Reproduce the listing below character for character; drop every image.

--*--

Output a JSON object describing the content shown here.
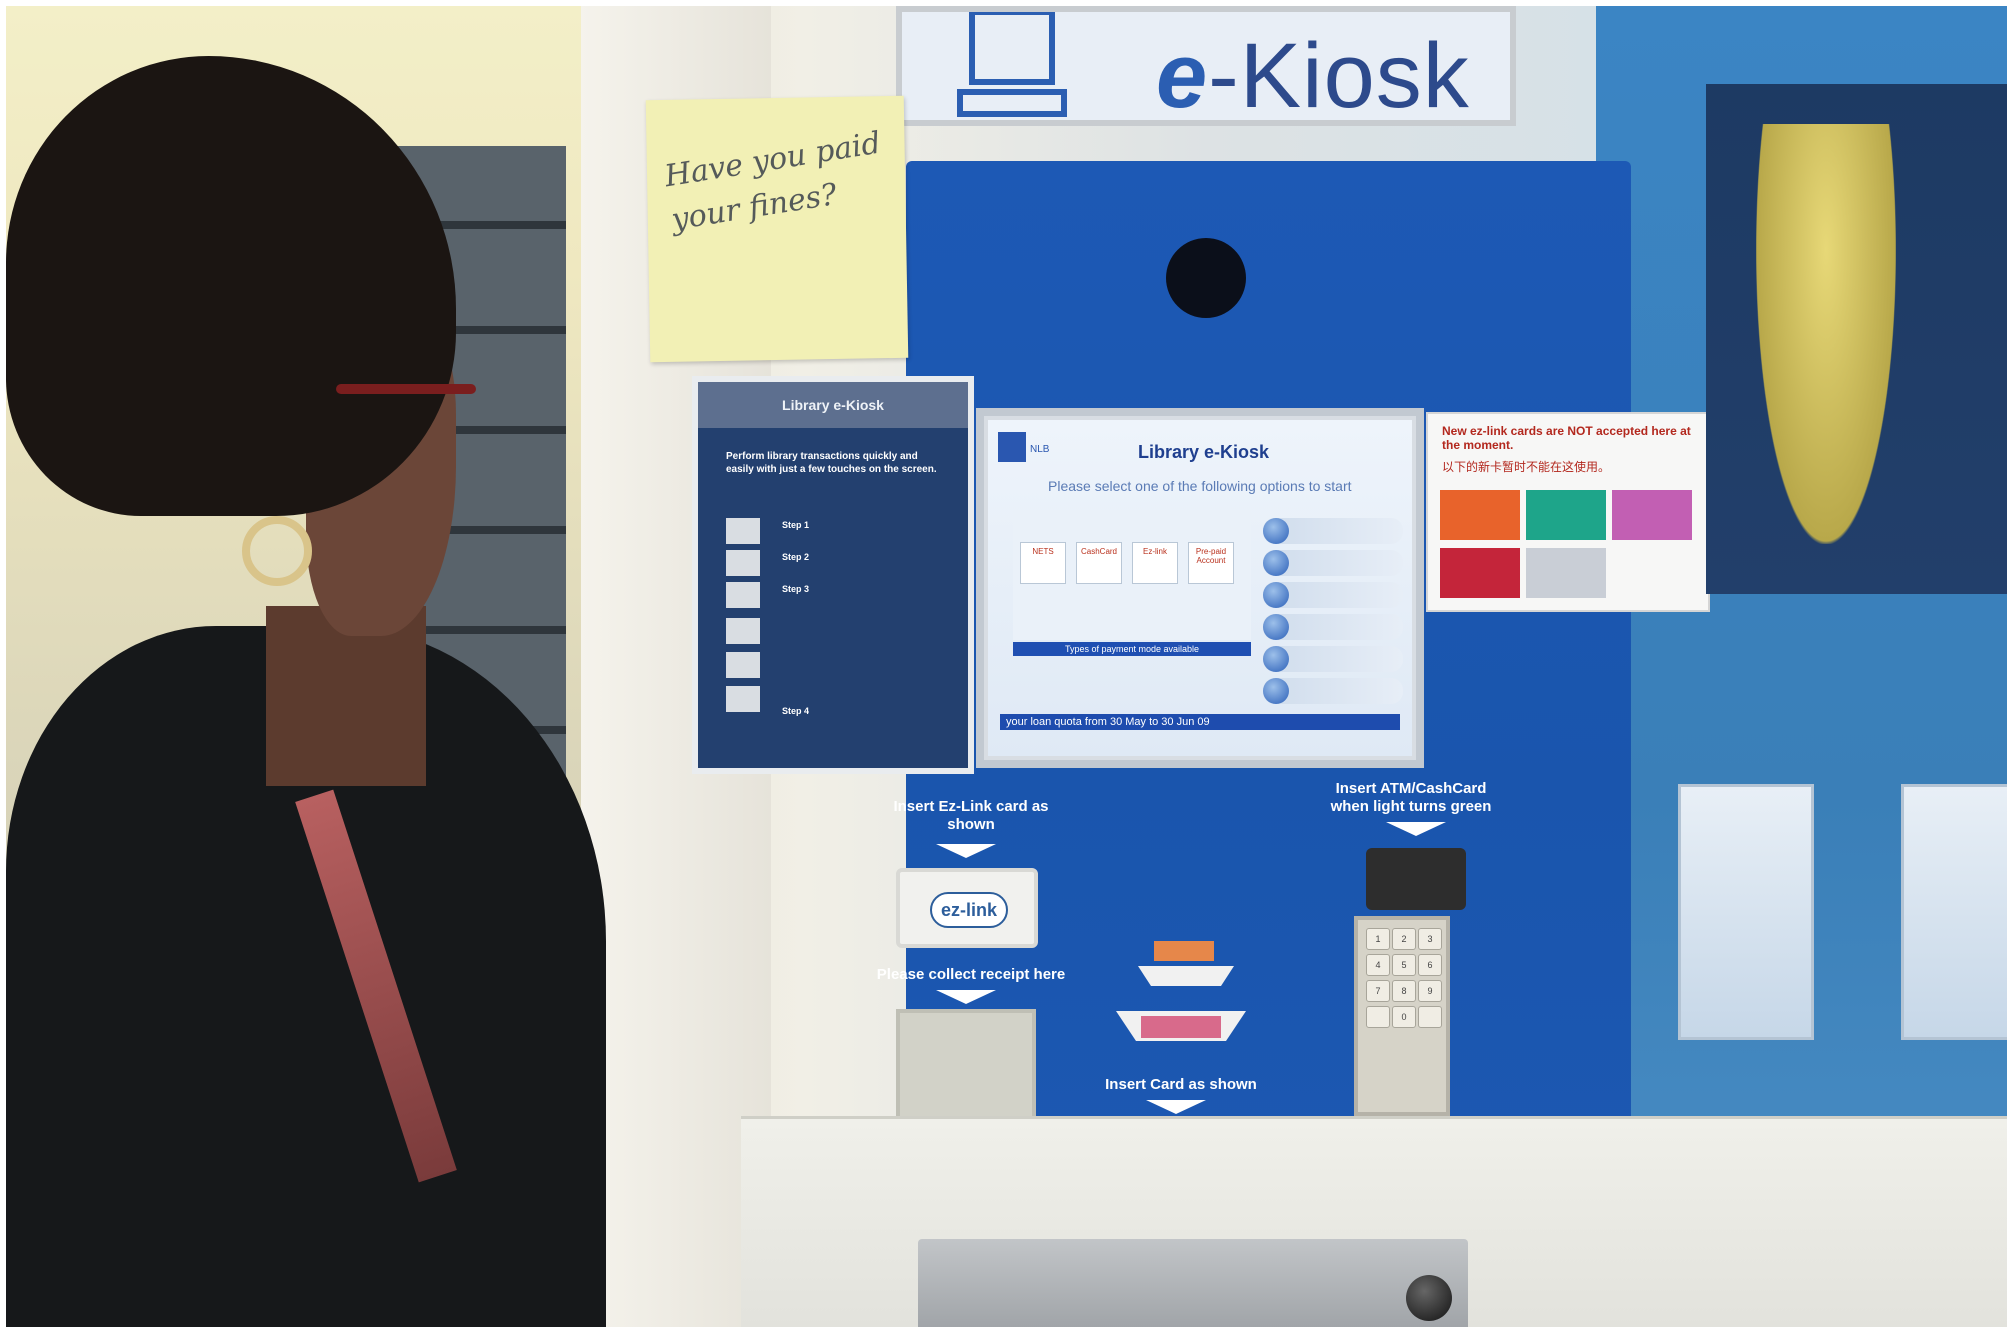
{
  "kiosk_sign": {
    "title_prefix": "e",
    "title_rest": "-Kiosk"
  },
  "sticky_note": {
    "text": "Have you paid your fines?"
  },
  "instructions_poster": {
    "title": "Library e-Kiosk",
    "intro": "Perform library transactions quickly and easily with just a few touches on the screen.",
    "steps": [
      "Step 1",
      "Step 2",
      "Step 3",
      "Step 4"
    ]
  },
  "screen": {
    "logo_text": "NLB",
    "title": "Library e-Kiosk",
    "prompt": "Please select one of the following options to start",
    "payment_cards": [
      "NETS",
      "CashCard",
      "Ez-link",
      "Pre-paid Account"
    ],
    "payment_caption": "Types of payment mode available",
    "footer": "your loan quota from 30 May to 30 Jun 09"
  },
  "notice": {
    "english": "New ez-link cards are NOT accepted here at the moment.",
    "chinese": "以下的新卡暂时不能在这使用。",
    "card_colors": [
      "#e8632b",
      "#1ea58a",
      "#c25fb3",
      "#c4253a"
    ]
  },
  "panel_labels": {
    "ezlink_insert": "Insert Ez-Link card as shown",
    "receipt": "Please collect receipt here",
    "atm_insert": "Insert ATM/CashCard when light turns green",
    "card_insert": "Insert Card as shown"
  },
  "ezlink_reader": {
    "logo": "ez-link"
  },
  "keypad_keys": [
    "1",
    "2",
    "3",
    "4",
    "5",
    "6",
    "7",
    "8",
    "9",
    "",
    "0",
    ""
  ],
  "colors": {
    "kiosk_blue": "#1b57b0",
    "wall_blue": "#3b82c0",
    "screen_blue": "#1e4cae"
  }
}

--*--

* **Answer to this problem**
Output a JSON object describing the content shown here.
{
  "kiosk_sign": {
    "title_prefix": "e",
    "title_rest": "-Kiosk"
  },
  "sticky_note": {
    "text": "Have you paid your fines?"
  },
  "instructions_poster": {
    "title": "Library e-Kiosk",
    "intro": "Perform library transactions quickly and easily with just a few touches on the screen.",
    "steps": [
      "Step 1",
      "Step 2",
      "Step 3",
      "Step 4"
    ]
  },
  "screen": {
    "logo_text": "NLB",
    "title": "Library e-Kiosk",
    "prompt": "Please select one of the following options to start",
    "payment_cards": [
      "NETS",
      "CashCard",
      "Ez-link",
      "Pre-paid Account"
    ],
    "payment_caption": "Types of payment mode available",
    "footer": "your loan quota from 30 May to 30 Jun 09"
  },
  "notice": {
    "english": "New ez-link cards are NOT accepted here at the moment.",
    "chinese": "以下的新卡暂时不能在这使用。",
    "card_colors": [
      "#e8632b",
      "#1ea58a",
      "#c25fb3",
      "#c4253a"
    ]
  },
  "panel_labels": {
    "ezlink_insert": "Insert Ez-Link card as shown",
    "receipt": "Please collect receipt here",
    "atm_insert": "Insert ATM/CashCard when light turns green",
    "card_insert": "Insert Card as shown"
  },
  "ezlink_reader": {
    "logo": "ez-link"
  },
  "keypad_keys": [
    "1",
    "2",
    "3",
    "4",
    "5",
    "6",
    "7",
    "8",
    "9",
    "",
    "0",
    ""
  ],
  "colors": {
    "kiosk_blue": "#1b57b0",
    "wall_blue": "#3b82c0",
    "screen_blue": "#1e4cae"
  }
}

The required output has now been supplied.